_WHAT IS EXPECTED:_ Print the data exactly as it is given, please.

_THE RECORDS:_
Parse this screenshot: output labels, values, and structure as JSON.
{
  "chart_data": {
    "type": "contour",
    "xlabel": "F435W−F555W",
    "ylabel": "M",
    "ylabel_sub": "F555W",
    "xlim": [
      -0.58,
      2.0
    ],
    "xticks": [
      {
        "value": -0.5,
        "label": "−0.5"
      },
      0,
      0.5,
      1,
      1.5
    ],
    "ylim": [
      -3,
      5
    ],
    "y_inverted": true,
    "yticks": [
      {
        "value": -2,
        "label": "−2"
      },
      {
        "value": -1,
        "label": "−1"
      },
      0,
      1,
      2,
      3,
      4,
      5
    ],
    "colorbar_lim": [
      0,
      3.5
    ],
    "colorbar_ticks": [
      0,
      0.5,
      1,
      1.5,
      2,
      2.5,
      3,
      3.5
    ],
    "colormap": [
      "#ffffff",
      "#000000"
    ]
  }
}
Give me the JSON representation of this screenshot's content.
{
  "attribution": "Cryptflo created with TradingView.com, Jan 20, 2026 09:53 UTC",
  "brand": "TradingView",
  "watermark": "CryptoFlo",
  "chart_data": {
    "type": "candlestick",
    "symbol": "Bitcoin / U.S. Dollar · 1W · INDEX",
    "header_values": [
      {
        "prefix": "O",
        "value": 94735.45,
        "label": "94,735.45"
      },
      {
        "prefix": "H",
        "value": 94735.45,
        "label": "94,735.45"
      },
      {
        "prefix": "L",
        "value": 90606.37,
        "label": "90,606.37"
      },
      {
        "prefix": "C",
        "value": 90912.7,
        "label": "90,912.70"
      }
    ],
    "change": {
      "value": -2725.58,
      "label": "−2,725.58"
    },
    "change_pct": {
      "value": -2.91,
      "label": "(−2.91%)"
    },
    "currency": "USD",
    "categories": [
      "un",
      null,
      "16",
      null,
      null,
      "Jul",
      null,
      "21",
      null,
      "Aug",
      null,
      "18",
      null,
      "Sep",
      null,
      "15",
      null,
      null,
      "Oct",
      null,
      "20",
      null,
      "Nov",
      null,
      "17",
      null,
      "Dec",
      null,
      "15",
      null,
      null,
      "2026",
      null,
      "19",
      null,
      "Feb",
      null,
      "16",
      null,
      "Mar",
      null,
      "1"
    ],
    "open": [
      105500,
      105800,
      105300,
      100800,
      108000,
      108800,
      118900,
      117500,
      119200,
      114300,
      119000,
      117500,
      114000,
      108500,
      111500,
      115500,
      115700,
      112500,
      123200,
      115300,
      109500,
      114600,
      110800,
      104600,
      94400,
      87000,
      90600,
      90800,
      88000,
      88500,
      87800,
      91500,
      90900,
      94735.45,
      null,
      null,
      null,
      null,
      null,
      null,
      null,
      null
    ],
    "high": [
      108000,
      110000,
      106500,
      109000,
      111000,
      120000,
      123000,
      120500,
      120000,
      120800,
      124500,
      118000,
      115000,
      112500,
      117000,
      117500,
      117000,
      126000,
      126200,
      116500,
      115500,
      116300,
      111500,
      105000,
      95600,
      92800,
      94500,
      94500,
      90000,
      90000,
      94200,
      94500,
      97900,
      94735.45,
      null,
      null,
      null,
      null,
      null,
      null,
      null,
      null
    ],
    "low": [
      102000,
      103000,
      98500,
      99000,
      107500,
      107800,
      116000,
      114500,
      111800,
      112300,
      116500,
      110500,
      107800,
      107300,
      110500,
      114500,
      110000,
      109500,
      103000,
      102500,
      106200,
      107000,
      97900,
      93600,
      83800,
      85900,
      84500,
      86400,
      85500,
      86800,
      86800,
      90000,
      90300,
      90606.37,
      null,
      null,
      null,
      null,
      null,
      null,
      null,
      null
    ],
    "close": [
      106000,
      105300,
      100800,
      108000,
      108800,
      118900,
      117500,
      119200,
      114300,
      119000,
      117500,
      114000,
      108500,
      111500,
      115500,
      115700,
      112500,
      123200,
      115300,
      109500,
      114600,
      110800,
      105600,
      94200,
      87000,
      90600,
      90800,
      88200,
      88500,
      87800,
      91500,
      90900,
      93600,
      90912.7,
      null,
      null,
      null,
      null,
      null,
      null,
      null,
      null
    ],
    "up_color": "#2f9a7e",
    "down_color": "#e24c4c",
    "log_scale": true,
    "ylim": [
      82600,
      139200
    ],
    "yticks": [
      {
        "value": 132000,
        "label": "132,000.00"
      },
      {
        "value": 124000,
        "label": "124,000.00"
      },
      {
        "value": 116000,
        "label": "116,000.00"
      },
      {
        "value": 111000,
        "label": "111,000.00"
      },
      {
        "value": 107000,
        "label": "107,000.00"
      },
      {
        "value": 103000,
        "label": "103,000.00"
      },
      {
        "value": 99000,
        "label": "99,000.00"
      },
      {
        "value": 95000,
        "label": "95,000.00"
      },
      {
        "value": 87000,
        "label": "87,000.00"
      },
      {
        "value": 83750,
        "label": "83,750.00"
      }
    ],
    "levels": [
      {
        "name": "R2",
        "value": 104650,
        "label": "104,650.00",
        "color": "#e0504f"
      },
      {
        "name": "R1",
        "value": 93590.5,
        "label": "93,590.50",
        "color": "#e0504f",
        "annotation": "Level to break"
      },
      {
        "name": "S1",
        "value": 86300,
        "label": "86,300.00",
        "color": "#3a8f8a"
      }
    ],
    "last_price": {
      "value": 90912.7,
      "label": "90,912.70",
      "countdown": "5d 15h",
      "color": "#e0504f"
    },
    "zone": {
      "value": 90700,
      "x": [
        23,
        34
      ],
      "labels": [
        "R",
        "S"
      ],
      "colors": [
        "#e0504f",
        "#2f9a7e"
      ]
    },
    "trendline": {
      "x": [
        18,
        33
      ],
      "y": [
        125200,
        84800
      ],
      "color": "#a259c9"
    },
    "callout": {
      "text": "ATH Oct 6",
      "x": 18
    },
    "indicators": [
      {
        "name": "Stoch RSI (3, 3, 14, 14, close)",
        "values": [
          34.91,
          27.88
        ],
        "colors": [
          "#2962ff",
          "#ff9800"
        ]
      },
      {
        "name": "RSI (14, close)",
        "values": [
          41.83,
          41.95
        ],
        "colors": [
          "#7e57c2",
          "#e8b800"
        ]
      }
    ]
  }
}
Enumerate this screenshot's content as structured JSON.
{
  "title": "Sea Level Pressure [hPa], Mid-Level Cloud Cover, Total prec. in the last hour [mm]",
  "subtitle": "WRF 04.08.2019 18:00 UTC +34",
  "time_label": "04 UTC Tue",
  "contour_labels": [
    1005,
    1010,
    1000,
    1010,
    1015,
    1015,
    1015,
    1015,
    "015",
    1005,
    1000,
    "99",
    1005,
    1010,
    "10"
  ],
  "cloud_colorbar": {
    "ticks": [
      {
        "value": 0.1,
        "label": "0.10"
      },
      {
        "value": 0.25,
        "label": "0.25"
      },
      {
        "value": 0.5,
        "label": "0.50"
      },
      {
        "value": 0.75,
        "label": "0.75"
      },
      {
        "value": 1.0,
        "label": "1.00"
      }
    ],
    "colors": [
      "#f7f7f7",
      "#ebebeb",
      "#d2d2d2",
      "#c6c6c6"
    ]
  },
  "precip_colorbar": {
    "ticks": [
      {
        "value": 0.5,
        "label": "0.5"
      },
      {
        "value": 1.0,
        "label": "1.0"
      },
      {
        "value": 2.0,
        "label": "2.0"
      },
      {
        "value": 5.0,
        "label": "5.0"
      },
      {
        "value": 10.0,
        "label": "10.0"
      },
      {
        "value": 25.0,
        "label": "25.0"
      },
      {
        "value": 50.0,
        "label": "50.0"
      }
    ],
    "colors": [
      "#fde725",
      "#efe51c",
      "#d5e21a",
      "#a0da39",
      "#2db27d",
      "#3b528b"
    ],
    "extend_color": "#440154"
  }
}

_ANSWER TO THIS PROBLEM:_
Parse this screenshot: output labels, values, and structure as JSON.
{
  "chart_data": {
    "type": "contour",
    "xlabel": "F435W−F555W",
    "ylabel": "M",
    "ylabel_sub": "F555W",
    "xlim": [
      -0.58,
      2.0
    ],
    "xticks": [
      {
        "value": -0.5,
        "label": "−0.5"
      },
      0,
      0.5,
      1,
      1.5
    ],
    "ylim": [
      -3,
      5
    ],
    "y_inverted": true,
    "yticks": [
      {
        "value": -2,
        "label": "−2"
      },
      {
        "value": -1,
        "label": "−1"
      },
      0,
      1,
      2,
      3,
      4,
      5
    ],
    "colorbar_lim": [
      0,
      3.5
    ],
    "colorbar_ticks": [
      0,
      0.5,
      1,
      1.5,
      2,
      2.5,
      3,
      3.5
    ],
    "colormap": [
      "#ffffff",
      "#000000"
    ]
  }
}
Give me the JSON representation of this screenshot's content.
{
  "attribution": "Cryptflo created with TradingView.com, Jan 20, 2026 09:53 UTC",
  "brand": "TradingView",
  "watermark": "CryptoFlo",
  "chart_data": {
    "type": "candlestick",
    "symbol": "Bitcoin / U.S. Dollar · 1W · INDEX",
    "header_values": [
      {
        "prefix": "O",
        "value": 94735.45,
        "label": "94,735.45"
      },
      {
        "prefix": "H",
        "value": 94735.45,
        "label": "94,735.45"
      },
      {
        "prefix": "L",
        "value": 90606.37,
        "label": "90,606.37"
      },
      {
        "prefix": "C",
        "value": 90912.7,
        "label": "90,912.70"
      }
    ],
    "change": {
      "value": -2725.58,
      "label": "−2,725.58"
    },
    "change_pct": {
      "value": -2.91,
      "label": "(−2.91%)"
    },
    "currency": "USD",
    "categories": [
      "un",
      null,
      "16",
      null,
      null,
      "Jul",
      null,
      "21",
      null,
      "Aug",
      null,
      "18",
      null,
      "Sep",
      null,
      "15",
      null,
      null,
      "Oct",
      null,
      "20",
      null,
      "Nov",
      null,
      "17",
      null,
      "Dec",
      null,
      "15",
      null,
      null,
      "2026",
      null,
      "19",
      null,
      "Feb",
      null,
      "16",
      null,
      "Mar",
      null,
      "1"
    ],
    "open": [
      105500,
      105800,
      105300,
      100800,
      108000,
      108800,
      118900,
      117500,
      119200,
      114300,
      119000,
      117500,
      114000,
      108500,
      111500,
      115500,
      115700,
      112500,
      123200,
      115300,
      109500,
      114600,
      110800,
      104600,
      94400,
      87000,
      90600,
      90800,
      88000,
      88500,
      87800,
      91500,
      90900,
      94735.45,
      null,
      null,
      null,
      null,
      null,
      null,
      null,
      null
    ],
    "high": [
      108000,
      110000,
      106500,
      109000,
      111000,
      120000,
      123000,
      120500,
      120000,
      120800,
      124500,
      118000,
      115000,
      112500,
      117000,
      117500,
      117000,
      126000,
      126200,
      116500,
      115500,
      116300,
      111500,
      105000,
      95600,
      92800,
      94500,
      94500,
      90000,
      90000,
      94200,
      94500,
      97900,
      94735.45,
      null,
      null,
      null,
      null,
      null,
      null,
      null,
      null
    ],
    "low": [
      102000,
      103000,
      98500,
      99000,
      107500,
      107800,
      116000,
      114500,
      111800,
      112300,
      116500,
      110500,
      107800,
      107300,
      110500,
      114500,
      110000,
      109500,
      103000,
      102500,
      106200,
      107000,
      97900,
      93600,
      83800,
      85900,
      84500,
      86400,
      85500,
      86800,
      86800,
      90000,
      90300,
      90606.37,
      null,
      null,
      null,
      null,
      null,
      null,
      null,
      null
    ],
    "close": [
      106000,
      105300,
      100800,
      108000,
      108800,
      118900,
      117500,
      119200,
      114300,
      119000,
      117500,
      114000,
      108500,
      111500,
      115500,
      115700,
      112500,
      123200,
      115300,
      109500,
      114600,
      110800,
      105600,
      94200,
      87000,
      90600,
      90800,
      88200,
      88500,
      87800,
      91500,
      90900,
      93600,
      90912.7,
      null,
      null,
      null,
      null,
      null,
      null,
      null,
      null
    ],
    "up_color": "#2f9a7e",
    "down_color": "#e24c4c",
    "log_scale": true,
    "ylim": [
      82600,
      139200
    ],
    "yticks": [
      {
        "value": 132000,
        "label": "132,000.00"
      },
      {
        "value": 124000,
        "label": "124,000.00"
      },
      {
        "value": 116000,
        "label": "116,000.00"
      },
      {
        "value": 111000,
        "label": "111,000.00"
      },
      {
        "value": 107000,
        "label": "107,000.00"
      },
      {
        "value": 103000,
        "label": "103,000.00"
      },
      {
        "value": 99000,
        "label": "99,000.00"
      },
      {
        "value": 95000,
        "label": "95,000.00"
      },
      {
        "value": 87000,
        "label": "87,000.00"
      },
      {
        "value": 83750,
        "label": "83,750.00"
      }
    ],
    "levels": [
      {
        "name": "R2",
        "value": 104650,
        "label": "104,650.00",
        "color": "#e0504f"
      },
      {
        "name": "R1",
        "value": 93590.5,
        "label": "93,590.50",
        "color": "#e0504f",
        "annotation": "Level to break"
      },
      {
        "name": "S1",
        "value": 86300,
        "label": "86,300.00",
        "color": "#3a8f8a"
      }
    ],
    "last_price": {
      "value": 90912.7,
      "label": "90,912.70",
      "countdown": "5d 15h",
      "color": "#e0504f"
    },
    "zone": {
      "value": 90700,
      "x": [
        23,
        34
      ],
      "labels": [
        "R",
        "S"
      ],
      "colors": [
        "#e0504f",
        "#2f9a7e"
      ]
    },
    "trendline": {
      "x": [
        18,
        33
      ],
      "y": [
        125200,
        84800
      ],
      "color": "#a259c9"
    },
    "callout": {
      "text": "ATH Oct 6",
      "x": 18
    },
    "indicators": [
      {
        "name": "Stoch RSI (3, 3, 14, 14, close)",
        "values": [
          34.91,
          27.88
        ],
        "colors": [
          "#2962ff",
          "#ff9800"
        ]
      },
      {
        "name": "RSI (14, close)",
        "values": [
          41.83,
          41.95
        ],
        "colors": [
          "#7e57c2",
          "#e8b800"
        ]
      }
    ]
  }
}
Enumerate this screenshot's content as structured JSON.
{
  "title": "Sea Level Pressure [hPa], Mid-Level Cloud Cover, Total prec. in the last hour [mm]",
  "subtitle": "WRF 04.08.2019 18:00 UTC +34",
  "time_label": "04 UTC Tue",
  "contour_labels": [
    1005,
    1010,
    1000,
    1010,
    1015,
    1015,
    1015,
    1015,
    "015",
    1005,
    1000,
    "99",
    1005,
    1010,
    "10"
  ],
  "cloud_colorbar": {
    "ticks": [
      {
        "value": 0.1,
        "label": "0.10"
      },
      {
        "value": 0.25,
        "label": "0.25"
      },
      {
        "value": 0.5,
        "label": "0.50"
      },
      {
        "value": 0.75,
        "label": "0.75"
      },
      {
        "value": 1.0,
        "label": "1.00"
      }
    ],
    "colors": [
      "#f7f7f7",
      "#ebebeb",
      "#d2d2d2",
      "#c6c6c6"
    ]
  },
  "precip_colorbar": {
    "ticks": [
      {
        "value": 0.5,
        "label": "0.5"
      },
      {
        "value": 1.0,
        "label": "1.0"
      },
      {
        "value": 2.0,
        "label": "2.0"
      },
      {
        "value": 5.0,
        "label": "5.0"
      },
      {
        "value": 10.0,
        "label": "10.0"
      },
      {
        "value": 25.0,
        "label": "25.0"
      },
      {
        "value": 50.0,
        "label": "50.0"
      }
    ],
    "colors": [
      "#fde725",
      "#efe51c",
      "#d5e21a",
      "#a0da39",
      "#2db27d",
      "#3b528b"
    ],
    "extend_color": "#440154"
  }
}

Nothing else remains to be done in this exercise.